begin
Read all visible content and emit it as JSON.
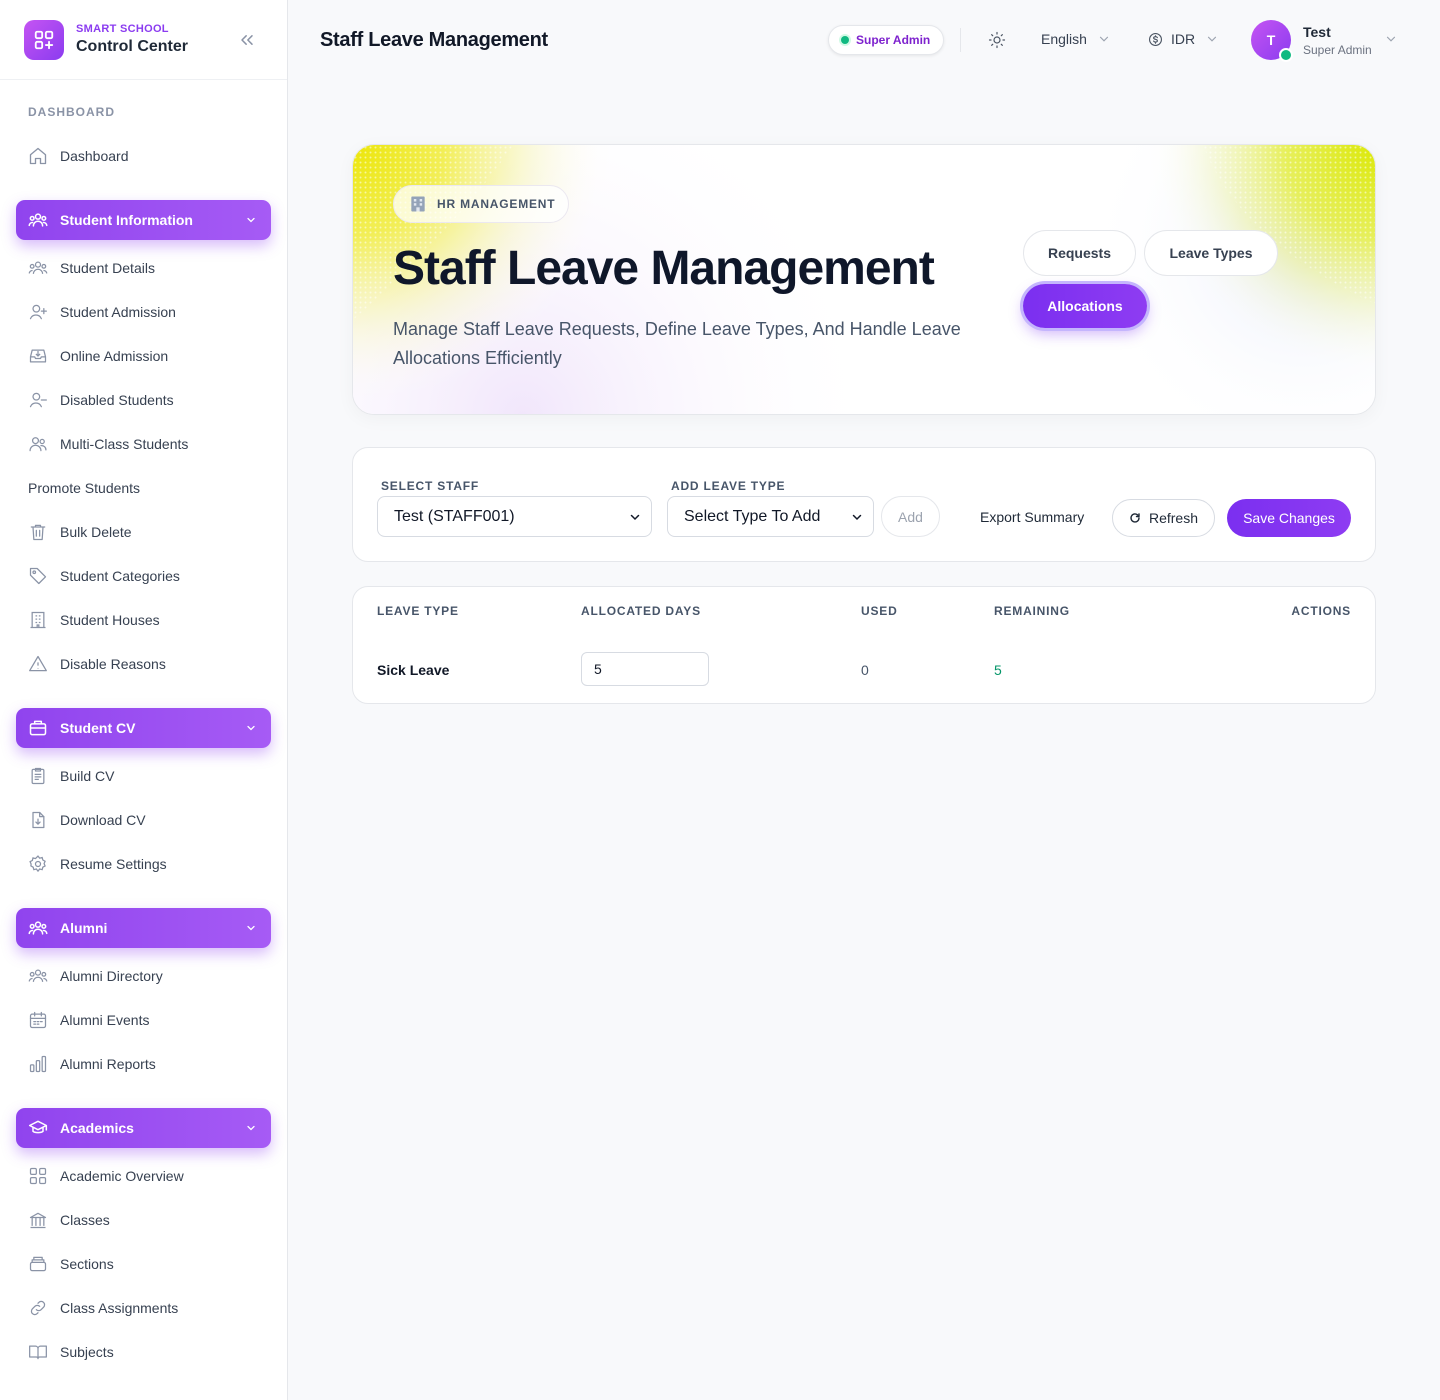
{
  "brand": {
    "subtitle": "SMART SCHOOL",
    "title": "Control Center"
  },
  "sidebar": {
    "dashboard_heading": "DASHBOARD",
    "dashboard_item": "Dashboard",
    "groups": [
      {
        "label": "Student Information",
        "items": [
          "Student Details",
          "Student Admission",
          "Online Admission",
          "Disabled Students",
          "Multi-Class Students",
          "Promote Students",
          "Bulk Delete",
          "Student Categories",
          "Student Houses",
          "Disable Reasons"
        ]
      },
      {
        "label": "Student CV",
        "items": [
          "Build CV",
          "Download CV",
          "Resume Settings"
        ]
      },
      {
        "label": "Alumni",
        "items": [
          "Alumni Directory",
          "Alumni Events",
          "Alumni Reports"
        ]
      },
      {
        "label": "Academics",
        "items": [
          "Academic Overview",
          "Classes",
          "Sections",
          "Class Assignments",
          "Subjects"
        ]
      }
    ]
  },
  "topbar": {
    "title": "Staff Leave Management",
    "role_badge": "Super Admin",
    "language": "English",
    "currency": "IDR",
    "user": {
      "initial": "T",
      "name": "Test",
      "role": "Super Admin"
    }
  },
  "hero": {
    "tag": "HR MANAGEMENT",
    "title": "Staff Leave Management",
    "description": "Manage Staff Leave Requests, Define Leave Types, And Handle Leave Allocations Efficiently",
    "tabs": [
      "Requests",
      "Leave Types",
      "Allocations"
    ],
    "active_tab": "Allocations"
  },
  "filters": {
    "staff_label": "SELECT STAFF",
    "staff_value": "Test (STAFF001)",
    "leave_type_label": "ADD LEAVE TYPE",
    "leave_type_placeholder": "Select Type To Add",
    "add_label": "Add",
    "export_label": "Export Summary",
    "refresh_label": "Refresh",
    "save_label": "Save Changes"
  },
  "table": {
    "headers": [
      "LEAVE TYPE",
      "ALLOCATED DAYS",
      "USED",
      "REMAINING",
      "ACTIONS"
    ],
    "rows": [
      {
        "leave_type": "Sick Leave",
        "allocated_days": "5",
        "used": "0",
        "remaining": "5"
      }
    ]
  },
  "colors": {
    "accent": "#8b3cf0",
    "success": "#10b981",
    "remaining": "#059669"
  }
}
end
begin
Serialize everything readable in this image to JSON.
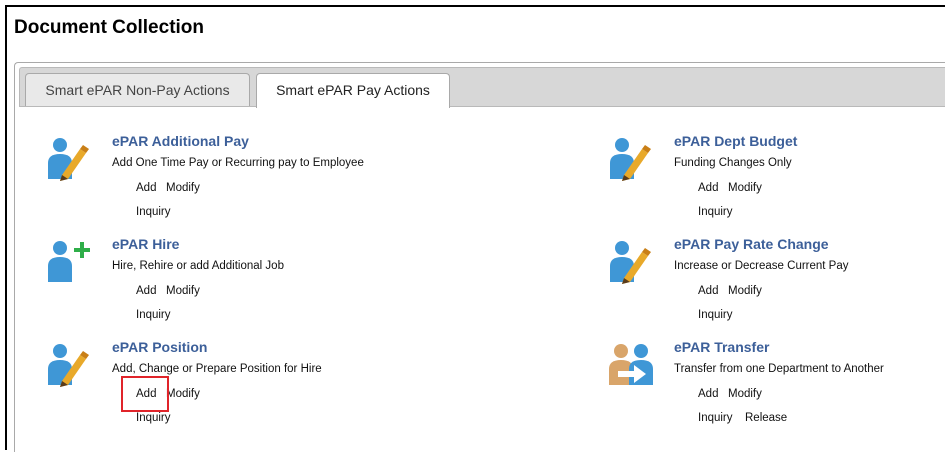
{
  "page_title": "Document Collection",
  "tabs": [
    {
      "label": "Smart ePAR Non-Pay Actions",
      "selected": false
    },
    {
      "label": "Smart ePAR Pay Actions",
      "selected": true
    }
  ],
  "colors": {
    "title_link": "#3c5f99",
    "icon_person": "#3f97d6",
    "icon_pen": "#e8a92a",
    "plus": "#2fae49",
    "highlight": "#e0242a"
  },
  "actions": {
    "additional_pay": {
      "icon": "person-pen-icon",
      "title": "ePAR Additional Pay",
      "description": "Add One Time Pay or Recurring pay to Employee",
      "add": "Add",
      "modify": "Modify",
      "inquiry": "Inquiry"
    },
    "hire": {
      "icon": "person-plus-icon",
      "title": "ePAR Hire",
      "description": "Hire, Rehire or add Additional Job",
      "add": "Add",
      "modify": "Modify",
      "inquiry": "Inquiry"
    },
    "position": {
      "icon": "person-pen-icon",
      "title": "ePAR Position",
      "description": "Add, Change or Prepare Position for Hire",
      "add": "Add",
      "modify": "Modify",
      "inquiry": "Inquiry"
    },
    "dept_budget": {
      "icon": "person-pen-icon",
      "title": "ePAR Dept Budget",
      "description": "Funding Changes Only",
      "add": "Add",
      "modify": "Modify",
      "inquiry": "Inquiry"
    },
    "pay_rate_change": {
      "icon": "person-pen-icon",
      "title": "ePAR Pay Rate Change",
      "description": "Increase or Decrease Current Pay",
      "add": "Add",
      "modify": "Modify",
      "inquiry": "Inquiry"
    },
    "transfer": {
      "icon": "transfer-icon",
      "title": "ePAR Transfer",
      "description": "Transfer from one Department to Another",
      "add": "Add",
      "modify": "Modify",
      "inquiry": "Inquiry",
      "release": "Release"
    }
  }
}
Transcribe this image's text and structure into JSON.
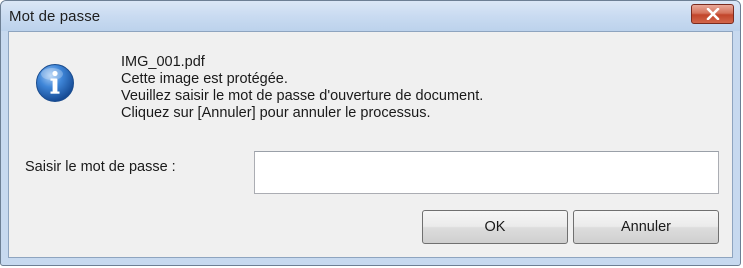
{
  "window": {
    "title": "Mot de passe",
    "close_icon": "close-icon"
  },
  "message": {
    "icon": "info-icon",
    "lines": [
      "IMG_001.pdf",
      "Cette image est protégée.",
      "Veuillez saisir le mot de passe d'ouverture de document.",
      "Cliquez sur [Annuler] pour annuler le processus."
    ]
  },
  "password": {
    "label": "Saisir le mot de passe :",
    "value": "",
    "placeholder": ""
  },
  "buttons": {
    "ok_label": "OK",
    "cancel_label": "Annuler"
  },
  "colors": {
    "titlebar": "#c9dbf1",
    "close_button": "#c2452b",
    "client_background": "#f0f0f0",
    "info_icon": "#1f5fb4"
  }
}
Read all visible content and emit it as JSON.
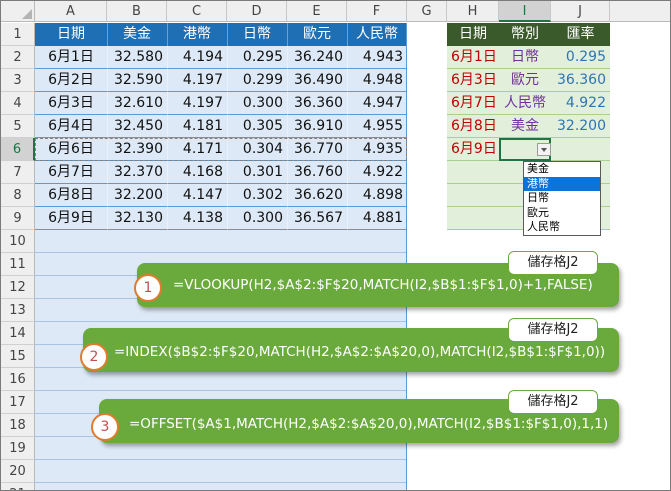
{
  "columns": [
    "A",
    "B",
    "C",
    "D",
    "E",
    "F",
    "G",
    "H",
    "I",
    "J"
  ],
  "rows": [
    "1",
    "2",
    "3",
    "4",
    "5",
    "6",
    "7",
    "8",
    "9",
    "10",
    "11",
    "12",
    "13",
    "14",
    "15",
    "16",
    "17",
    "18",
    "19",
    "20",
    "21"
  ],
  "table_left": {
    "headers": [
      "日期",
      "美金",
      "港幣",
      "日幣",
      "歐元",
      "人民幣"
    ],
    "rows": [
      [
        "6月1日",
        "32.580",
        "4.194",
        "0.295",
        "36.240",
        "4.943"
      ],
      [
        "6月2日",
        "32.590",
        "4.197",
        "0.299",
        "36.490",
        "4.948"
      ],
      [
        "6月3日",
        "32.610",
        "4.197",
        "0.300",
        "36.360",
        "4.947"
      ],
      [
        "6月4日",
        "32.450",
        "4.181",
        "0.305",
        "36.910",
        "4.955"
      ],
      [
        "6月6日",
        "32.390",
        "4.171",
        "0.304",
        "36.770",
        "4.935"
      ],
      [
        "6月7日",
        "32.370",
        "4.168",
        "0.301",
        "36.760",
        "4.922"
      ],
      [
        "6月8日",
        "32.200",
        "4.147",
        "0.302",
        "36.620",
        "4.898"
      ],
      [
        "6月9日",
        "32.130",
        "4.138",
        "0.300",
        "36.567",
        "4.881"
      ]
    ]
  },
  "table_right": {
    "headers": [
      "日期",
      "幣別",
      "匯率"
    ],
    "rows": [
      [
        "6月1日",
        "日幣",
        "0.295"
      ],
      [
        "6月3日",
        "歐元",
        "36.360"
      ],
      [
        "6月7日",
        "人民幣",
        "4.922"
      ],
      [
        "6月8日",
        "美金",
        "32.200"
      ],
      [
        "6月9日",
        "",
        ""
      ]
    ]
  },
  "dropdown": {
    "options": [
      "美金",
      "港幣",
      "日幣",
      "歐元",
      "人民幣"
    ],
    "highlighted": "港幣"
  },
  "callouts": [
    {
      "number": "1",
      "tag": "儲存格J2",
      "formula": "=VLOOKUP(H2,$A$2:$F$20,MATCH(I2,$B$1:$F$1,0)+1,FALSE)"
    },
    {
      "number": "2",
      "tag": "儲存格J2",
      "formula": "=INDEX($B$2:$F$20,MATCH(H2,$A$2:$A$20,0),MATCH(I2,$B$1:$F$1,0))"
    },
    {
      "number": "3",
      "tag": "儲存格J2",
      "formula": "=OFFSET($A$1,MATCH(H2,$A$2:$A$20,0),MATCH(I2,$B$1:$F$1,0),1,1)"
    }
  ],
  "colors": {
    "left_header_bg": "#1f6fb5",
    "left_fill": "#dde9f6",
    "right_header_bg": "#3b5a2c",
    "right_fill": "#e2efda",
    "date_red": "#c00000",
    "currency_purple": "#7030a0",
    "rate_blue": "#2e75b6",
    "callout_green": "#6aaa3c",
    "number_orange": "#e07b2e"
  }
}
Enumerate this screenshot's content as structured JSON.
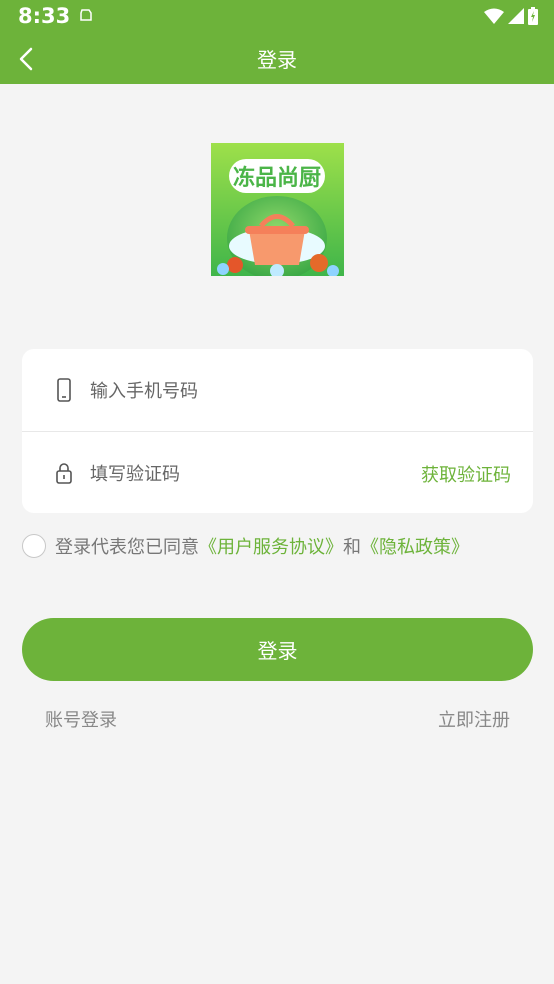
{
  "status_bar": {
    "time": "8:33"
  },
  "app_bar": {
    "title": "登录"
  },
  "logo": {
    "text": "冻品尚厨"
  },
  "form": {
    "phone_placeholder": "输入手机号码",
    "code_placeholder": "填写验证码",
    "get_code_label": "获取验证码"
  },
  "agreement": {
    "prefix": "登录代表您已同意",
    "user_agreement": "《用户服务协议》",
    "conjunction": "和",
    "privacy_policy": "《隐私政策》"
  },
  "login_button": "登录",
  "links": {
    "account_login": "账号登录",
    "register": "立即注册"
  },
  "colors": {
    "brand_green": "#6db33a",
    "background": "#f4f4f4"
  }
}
end
Written instruction>
Check each line of the data above for the word "this" and say how many lines have it. Give the number alone.

The result>
3